__Short exercise 1__. In the post on creeds, how many bishops refused to sign the document that became the first version of the Nicene Creed?
__Short exercise 2__. Write out the post on creeds again, everything from "1. The Creed" down to "growth in discipleship.", substituting "false teachings" for "strange doctrines".

__Excerpt__.
>>>>
Tuesday, May 19, 2009

Wednesday, May 20, 2009

Call your opinions your creeds and
you will change them every week.
Phillips Brooks

Light half-believers of our casual creeds, who never deeply felt, nor clearly willed, whose insight never has borne fruit in deeds, whose vague resolves never have been fulfilled. Matthew Arnold

To know that in the Philippines this morning this was the creed that was recited and to know that the Emperor Justinian in the sixth century and Thomas Aquinas in the 13th and my father and my grandfather all affirmed this creed -- it's we, all of us together. Jaroslav Pelikan

Praying Our History
On this day in 325 the first Council of Nicea convened in Constantinople. Most of the discussion was a critique of Arianism, a view that denied that Jesus was fully human. The wording of the church's first ecumenical creed was the battleground. In the end only two bishops refused to sign the document which became the first version of the Nicene Creed. Today it is the most widely accepted creed in the Christian faith.

Are creeds important in the 21st century church, or are they antiquated opinions that make little difference in our living of the faith? In forming and maintaining Christian community and making disciples of Christ, the creed is useful in several ways:

1. The Creed is a public statement of faith, a uniform way in which new Christians can confess their faith in Jesus Christ and the church can establish its identity in the public sphere.
2. The Creed anchors our faith to a tradition, making it easier for us to remember who we are and more difficult for us to be led astray by strange doctrines.
3. The Creed is a preaching and teaching tool, giving an outline for further growth in discipleship.
4. The Creed provides a doctrinal basis for different churches to accept one another, a touchstone of true Christian belief.
<<<<
__Material__.
>>>>
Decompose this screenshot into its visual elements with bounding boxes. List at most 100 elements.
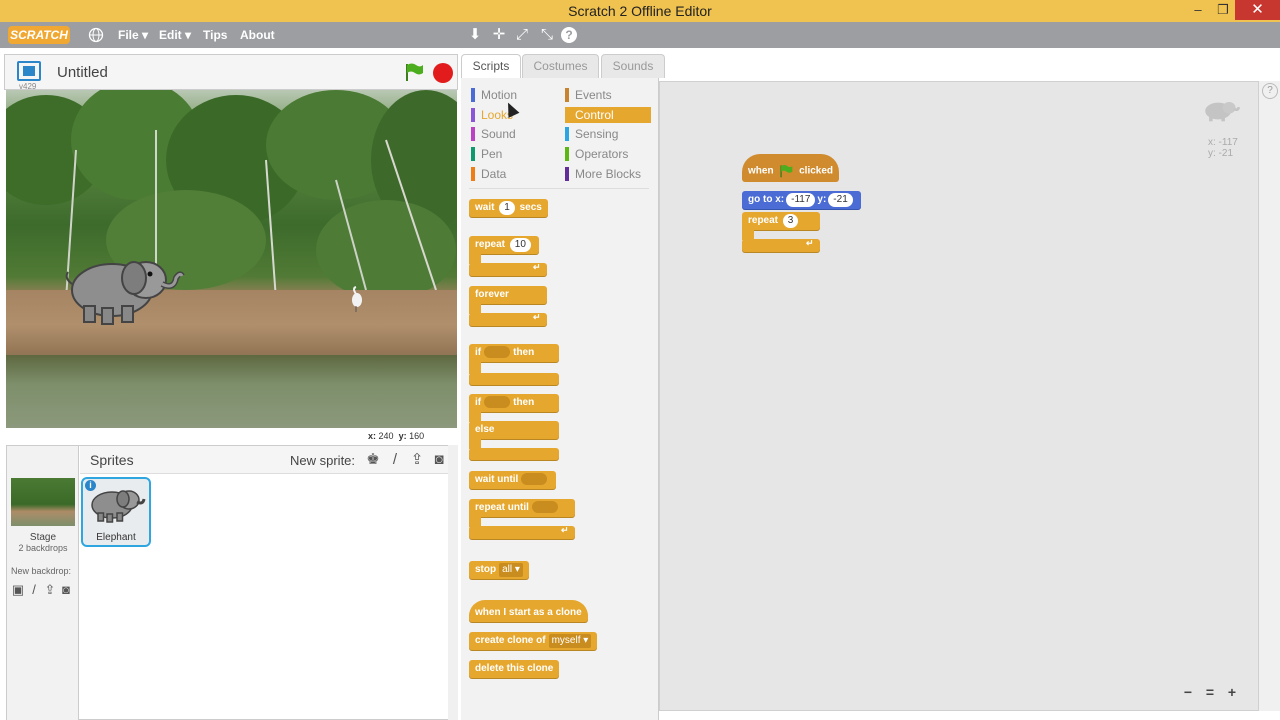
<<<<
__Written reply 1__. Two bishops refused to sign it.

__Written reply 2__.
1. The Creed is a public statement of faith, a uniform way in which new Christians can confess their faith in Jesus Christ and the church can establish its identity in the public sphere.
2. The Creed anchors our faith to a tradition, making it easier for us to remember who we are and more difficult for us to be led astray by false teachings.
3. The Creed is a preaching and teaching tool, giving an outline for further growth in discipleship.